[Information supplied]:

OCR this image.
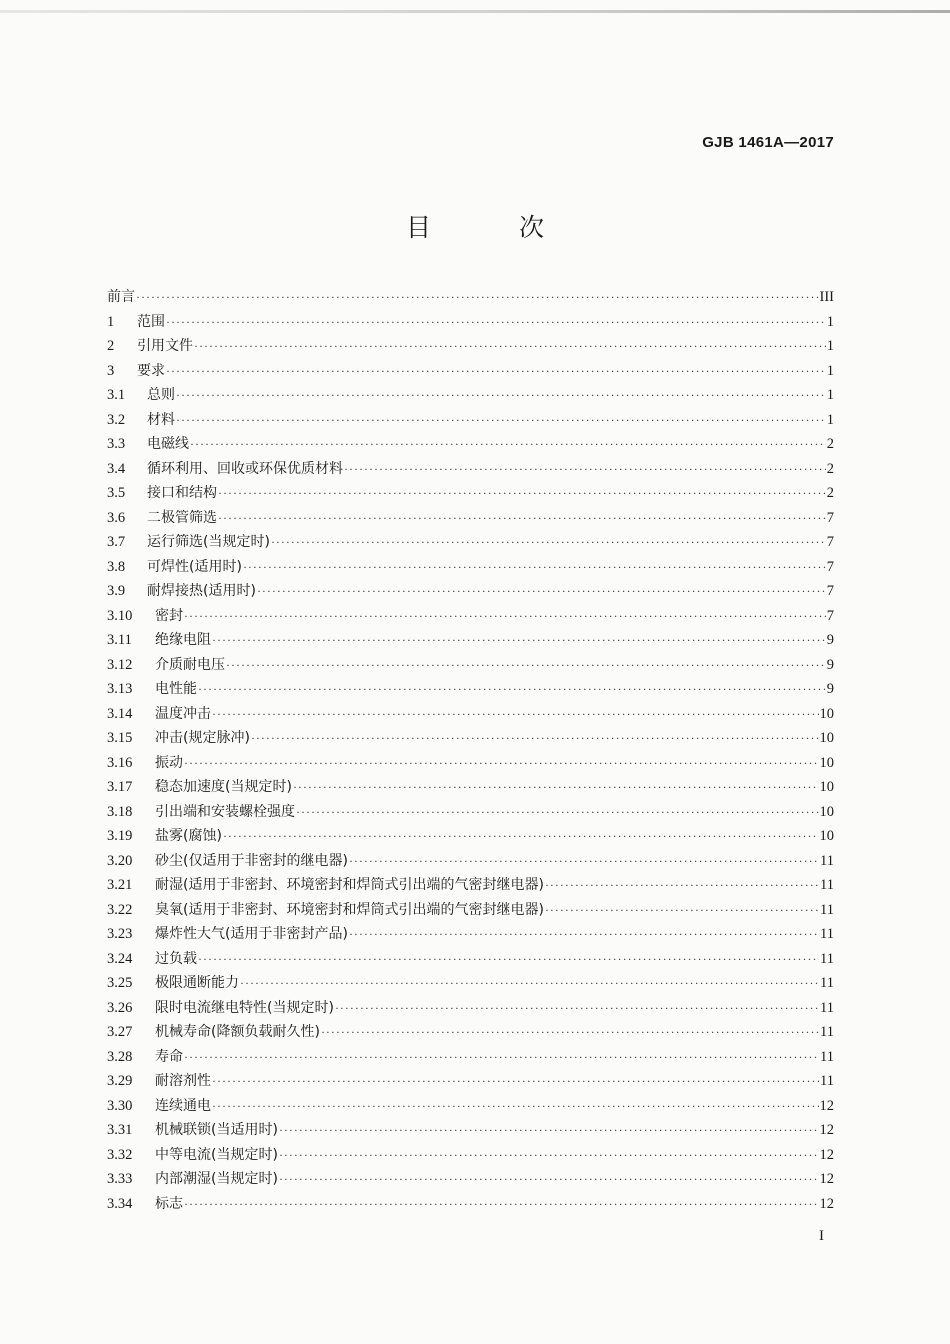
GJB 1461A—2017
目 次
前言 ·····	III
1	范围 ·····	1
2	引用文件 ·····	1
3	要求 ·····	1
3.1	总则 ·····	1
3.2	材料 ·····	1
3.3	电磁线 ·····	2
3.4	循环利用、回收或环保优质材料 ·····	2
3.5	接口和结构 ·····	2
3.6	二极管筛选 ·····	7
3.7	运行筛选(当规定时) ·····	7
3.8	可焊性(适用时) ·····	7
3.9	耐焊接热(适用时) ·····	7
3.10	密封 ·····	7
3.11	绝缘电阻 ·····	9
3.12	介质耐电压 ·····	9
3.13	电性能 ·····	9
3.14	温度冲击 ·····	10
3.15	冲击(规定脉冲) ·····	10
3.16	振动 ·····	10
3.17	稳态加速度(当规定时) ·····	10
3.18	引出端和安装螺栓强度 ·····	10
3.19	盐雾(腐蚀) ·····	10
3.20	砂尘(仅适用于非密封的继电器) ·····	11
3.21	耐湿(适用于非密封、环境密封和焊筒式引出端的气密封继电器) ·····	11
3.22	臭氧(适用于非密封、环境密封和焊筒式引出端的气密封继电器) ·····	11
3.23	爆炸性大气(适用于非密封产品) ·····	11
3.24	过负载 ·····	11
3.25	极限通断能力 ·····	11
3.26	限时电流继电特性(当规定时) ·····	11
3.27	机械寿命(降额负载耐久性) ·····	11
3.28	寿命 ·····	11
3.29	耐溶剂性 ·····	11
3.30	连续通电 ·····	12
3.31	机械联锁(当适用时) ·····	12
3.32	中等电流(当规定时) ·····	12
3.33	内部潮湿(当规定时) ·····	12
3.34	标志 ·····	12
I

[Task prompt]: Copy the material shown above in full and exactly. Skip the pictures.

[Task answer]:
OCR this image.
GJB 1461A—2017
目 次
前言 ·····	III
1	范围 ·····	1
2	引用文件 ·····	1
3	要求 ·····	1
3.1	总则 ·····	1
3.2	材料 ·····	1
3.3	电磁线 ·····	2
3.4	循环利用、回收或环保优质材料 ·····	2
3.5	接口和结构 ·····	2
3.6	二极管筛选 ·····	7
3.7	运行筛选(当规定时) ·····	7
3.8	可焊性(适用时) ·····	7
3.9	耐焊接热(适用时) ·····	7
3.10	密封 ·····	7
3.11	绝缘电阻 ·····	9
3.12	介质耐电压 ·····	9
3.13	电性能 ·····	9
3.14	温度冲击 ·····	10
3.15	冲击(规定脉冲) ·····	10
3.16	振动 ·····	10
3.17	稳态加速度(当规定时) ·····	10
3.18	引出端和安装螺栓强度 ·····	10
3.19	盐雾(腐蚀) ·····	10
3.20	砂尘(仅适用于非密封的继电器) ·····	11
3.21	耐湿(适用于非密封、环境密封和焊筒式引出端的气密封继电器) ·····	11
3.22	臭氧(适用于非密封、环境密封和焊筒式引出端的气密封继电器) ·····	11
3.23	爆炸性大气(适用于非密封产品) ·····	11
3.24	过负载 ·····	11
3.25	极限通断能力 ·····	11
3.26	限时电流继电特性(当规定时) ·····	11
3.27	机械寿命(降额负载耐久性) ·····	11
3.28	寿命 ·····	11
3.29	耐溶剂性 ·····	11
3.30	连续通电 ·····	12
3.31	机械联锁(当适用时) ·····	12
3.32	中等电流(当规定时) ·····	12
3.33	内部潮湿(当规定时) ·····	12
3.34	标志 ·····	12
I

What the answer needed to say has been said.